(Stored records)
• • • • •

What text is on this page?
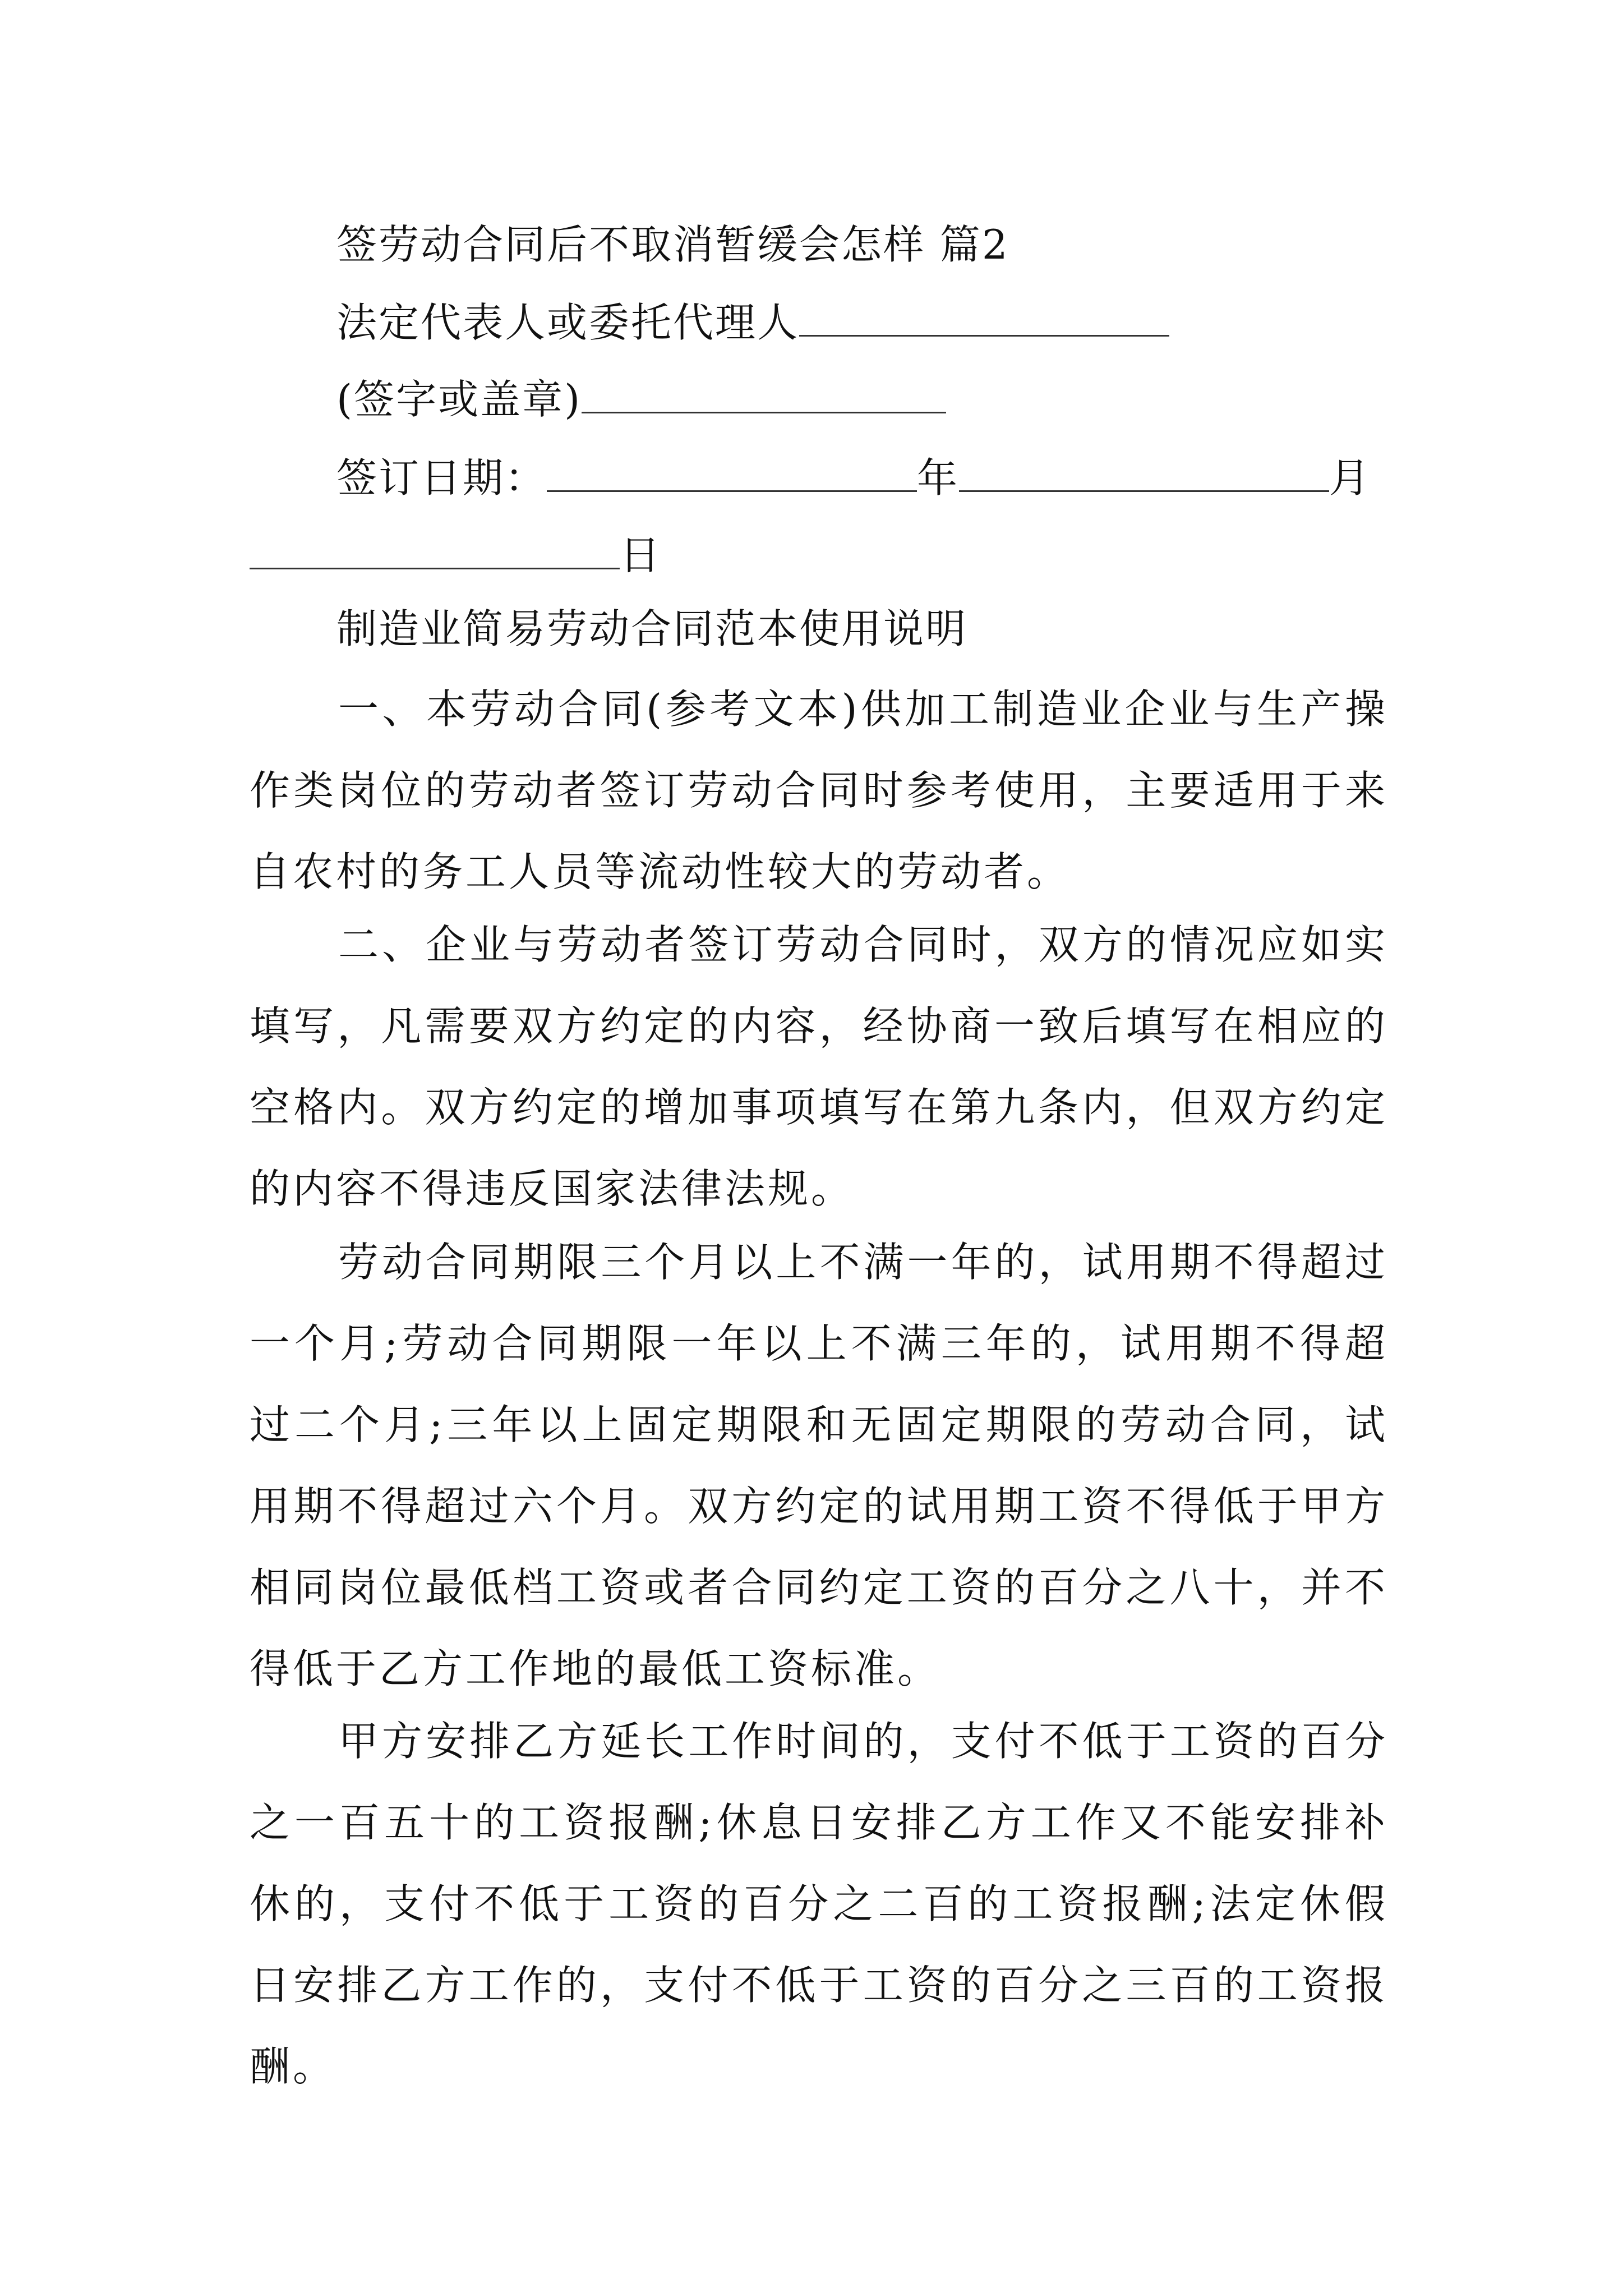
签劳动合同后不取消暂缓会怎样 篇2
法定代表人或委托代理人
(签字或盖章)
签订日期：	年	月
日
制造业简易劳动合同范本使用说明

一、本劳动合同(参考文本)供加工制造业企业与生产操作类岗位的劳动者签订劳动合同时参考使用，主要适用于来自农村的务工人员等流动性较大的劳动者。

二、企业与劳动者签订劳动合同时，双方的情况应如实填写，凡需要双方约定的内容，经协商一致后填写在相应的空格内。双方约定的增加事项填写在第九条内，但双方约定的内容不得违反国家法律法规。

劳动合同期限三个月以上不满一年的，试用期不得超过一个月;劳动合同期限一年以上不满三年的，试用期不得超过二个月;三年以上固定期限和无固定期限的劳动合同，试用期不得超过六个月。双方约定的试用期工资不得低于甲方相同岗位最低档工资或者合同约定工资的百分之八十，并不得低于乙方工作地的最低工资标准。

甲方安排乙方延长工作时间的，支付不低于工资的百分之一百五十的工资报酬;休息日安排乙方工作又不能安排补休的，支付不低于工资的百分之二百的工资报酬;法定休假日安排乙方工作的，支付不低于工资的百分之三百的工资报酬。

• • • • •

Exercise prompt. Quote the data above in full and without alteration; skip the pictures.

Response for this exercise.
What text is on this page?
签劳动合同后不取消暂缓会怎样 篇2
法定代表人或委托代理人
(签字或盖章)
签订日期：	年	月
日
制造业简易劳动合同范本使用说明

一、本劳动合同(参考文本)供加工制造业企业与生产操作类岗位的劳动者签订劳动合同时参考使用，主要适用于来自农村的务工人员等流动性较大的劳动者。

二、企业与劳动者签订劳动合同时，双方的情况应如实填写，凡需要双方约定的内容，经协商一致后填写在相应的空格内。双方约定的增加事项填写在第九条内，但双方约定的内容不得违反国家法律法规。

劳动合同期限三个月以上不满一年的，试用期不得超过一个月;劳动合同期限一年以上不满三年的，试用期不得超过二个月;三年以上固定期限和无固定期限的劳动合同，试用期不得超过六个月。双方约定的试用期工资不得低于甲方相同岗位最低档工资或者合同约定工资的百分之八十，并不得低于乙方工作地的最低工资标准。

甲方安排乙方延长工作时间的，支付不低于工资的百分之一百五十的工资报酬;休息日安排乙方工作又不能安排补休的，支付不低于工资的百分之二百的工资报酬;法定休假日安排乙方工作的，支付不低于工资的百分之三百的工资报酬。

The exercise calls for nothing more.